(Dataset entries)
----------

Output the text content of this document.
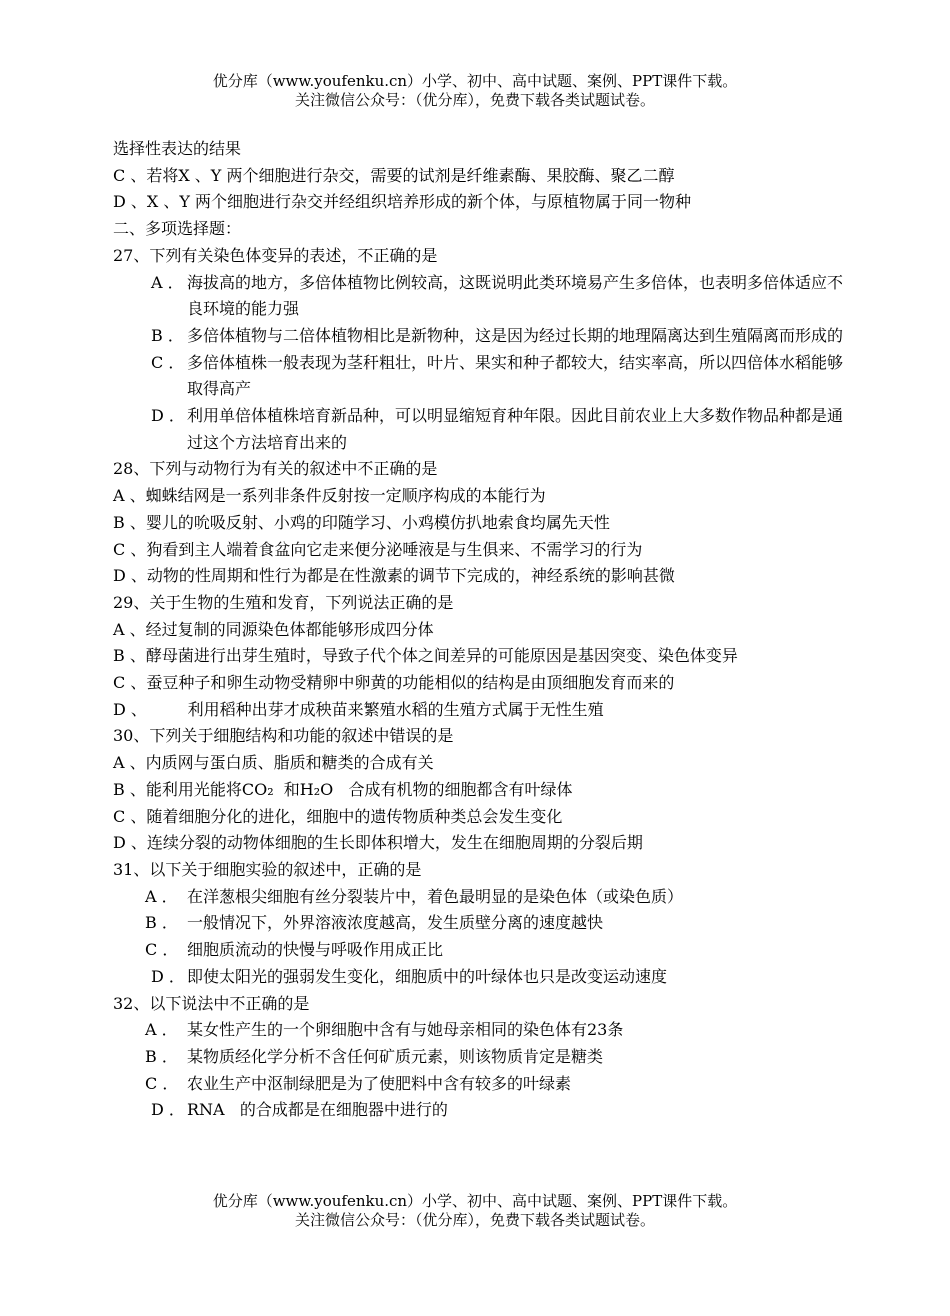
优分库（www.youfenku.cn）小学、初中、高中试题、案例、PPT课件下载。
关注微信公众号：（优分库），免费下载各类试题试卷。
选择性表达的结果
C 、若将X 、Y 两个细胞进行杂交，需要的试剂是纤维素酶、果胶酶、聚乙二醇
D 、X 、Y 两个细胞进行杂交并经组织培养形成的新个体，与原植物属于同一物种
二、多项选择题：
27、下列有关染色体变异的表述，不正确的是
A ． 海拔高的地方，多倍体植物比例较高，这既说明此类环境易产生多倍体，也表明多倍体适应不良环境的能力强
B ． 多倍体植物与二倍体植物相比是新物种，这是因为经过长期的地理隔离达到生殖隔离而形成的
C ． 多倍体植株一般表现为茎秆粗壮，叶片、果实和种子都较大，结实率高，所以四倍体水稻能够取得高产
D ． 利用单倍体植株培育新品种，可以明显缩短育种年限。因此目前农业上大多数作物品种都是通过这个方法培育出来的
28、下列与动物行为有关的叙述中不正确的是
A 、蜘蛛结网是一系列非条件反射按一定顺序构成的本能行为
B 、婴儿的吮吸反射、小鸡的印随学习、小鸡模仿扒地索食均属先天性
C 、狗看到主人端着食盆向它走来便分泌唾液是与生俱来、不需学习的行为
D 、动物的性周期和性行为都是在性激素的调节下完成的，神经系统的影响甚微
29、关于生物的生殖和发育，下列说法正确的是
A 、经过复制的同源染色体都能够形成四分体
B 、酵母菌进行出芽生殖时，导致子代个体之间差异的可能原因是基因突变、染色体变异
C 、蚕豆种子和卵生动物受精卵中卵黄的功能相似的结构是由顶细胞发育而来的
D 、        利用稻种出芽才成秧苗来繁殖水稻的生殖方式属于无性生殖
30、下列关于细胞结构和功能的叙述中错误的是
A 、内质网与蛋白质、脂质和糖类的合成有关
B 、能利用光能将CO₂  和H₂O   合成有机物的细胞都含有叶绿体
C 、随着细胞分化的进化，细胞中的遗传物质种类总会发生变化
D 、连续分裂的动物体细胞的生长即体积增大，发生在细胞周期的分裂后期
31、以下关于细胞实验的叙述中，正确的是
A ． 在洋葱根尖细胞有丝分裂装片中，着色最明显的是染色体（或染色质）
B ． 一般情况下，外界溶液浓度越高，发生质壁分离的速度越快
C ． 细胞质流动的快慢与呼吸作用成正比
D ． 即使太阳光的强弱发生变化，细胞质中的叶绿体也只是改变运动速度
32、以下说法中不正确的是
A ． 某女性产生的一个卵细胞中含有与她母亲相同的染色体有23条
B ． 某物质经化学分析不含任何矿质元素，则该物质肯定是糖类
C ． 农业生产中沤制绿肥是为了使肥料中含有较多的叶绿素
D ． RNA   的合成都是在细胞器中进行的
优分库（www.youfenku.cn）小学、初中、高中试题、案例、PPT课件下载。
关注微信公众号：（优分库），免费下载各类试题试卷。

----------

__Stated problem__
Reproduce each line of the records exactly, and omit every picture.

__Written answer__
Output the text content of this document.
优分库（www.youfenku.cn）小学、初中、高中试题、案例、PPT课件下载。
关注微信公众号：（优分库），免费下载各类试题试卷。
选择性表达的结果
C 、若将X 、Y 两个细胞进行杂交，需要的试剂是纤维素酶、果胶酶、聚乙二醇
D 、X 、Y 两个细胞进行杂交并经组织培养形成的新个体，与原植物属于同一物种
二、多项选择题：
27、下列有关染色体变异的表述，不正确的是
A ． 海拔高的地方，多倍体植物比例较高，这既说明此类环境易产生多倍体，也表明多倍体适应不良环境的能力强
B ． 多倍体植物与二倍体植物相比是新物种，这是因为经过长期的地理隔离达到生殖隔离而形成的
C ． 多倍体植株一般表现为茎秆粗壮，叶片、果实和种子都较大，结实率高，所以四倍体水稻能够取得高产
D ． 利用单倍体植株培育新品种，可以明显缩短育种年限。因此目前农业上大多数作物品种都是通过这个方法培育出来的
28、下列与动物行为有关的叙述中不正确的是
A 、蜘蛛结网是一系列非条件反射按一定顺序构成的本能行为
B 、婴儿的吮吸反射、小鸡的印随学习、小鸡模仿扒地索食均属先天性
C 、狗看到主人端着食盆向它走来便分泌唾液是与生俱来、不需学习的行为
D 、动物的性周期和性行为都是在性激素的调节下完成的，神经系统的影响甚微
29、关于生物的生殖和发育，下列说法正确的是
A 、经过复制的同源染色体都能够形成四分体
B 、酵母菌进行出芽生殖时，导致子代个体之间差异的可能原因是基因突变、染色体变异
C 、蚕豆种子和卵生动物受精卵中卵黄的功能相似的结构是由顶细胞发育而来的
D 、        利用稻种出芽才成秧苗来繁殖水稻的生殖方式属于无性生殖
30、下列关于细胞结构和功能的叙述中错误的是
A 、内质网与蛋白质、脂质和糖类的合成有关
B 、能利用光能将CO₂  和H₂O   合成有机物的细胞都含有叶绿体
C 、随着细胞分化的进化，细胞中的遗传物质种类总会发生变化
D 、连续分裂的动物体细胞的生长即体积增大，发生在细胞周期的分裂后期
31、以下关于细胞实验的叙述中，正确的是
A ． 在洋葱根尖细胞有丝分裂装片中，着色最明显的是染色体（或染色质）
B ． 一般情况下，外界溶液浓度越高，发生质壁分离的速度越快
C ． 细胞质流动的快慢与呼吸作用成正比
D ． 即使太阳光的强弱发生变化，细胞质中的叶绿体也只是改变运动速度
32、以下说法中不正确的是
A ． 某女性产生的一个卵细胞中含有与她母亲相同的染色体有23条
B ． 某物质经化学分析不含任何矿质元素，则该物质肯定是糖类
C ． 农业生产中沤制绿肥是为了使肥料中含有较多的叶绿素
D ． RNA   的合成都是在细胞器中进行的
优分库（www.youfenku.cn）小学、初中、高中试题、案例、PPT课件下载。
关注微信公众号：（优分库），免费下载各类试题试卷。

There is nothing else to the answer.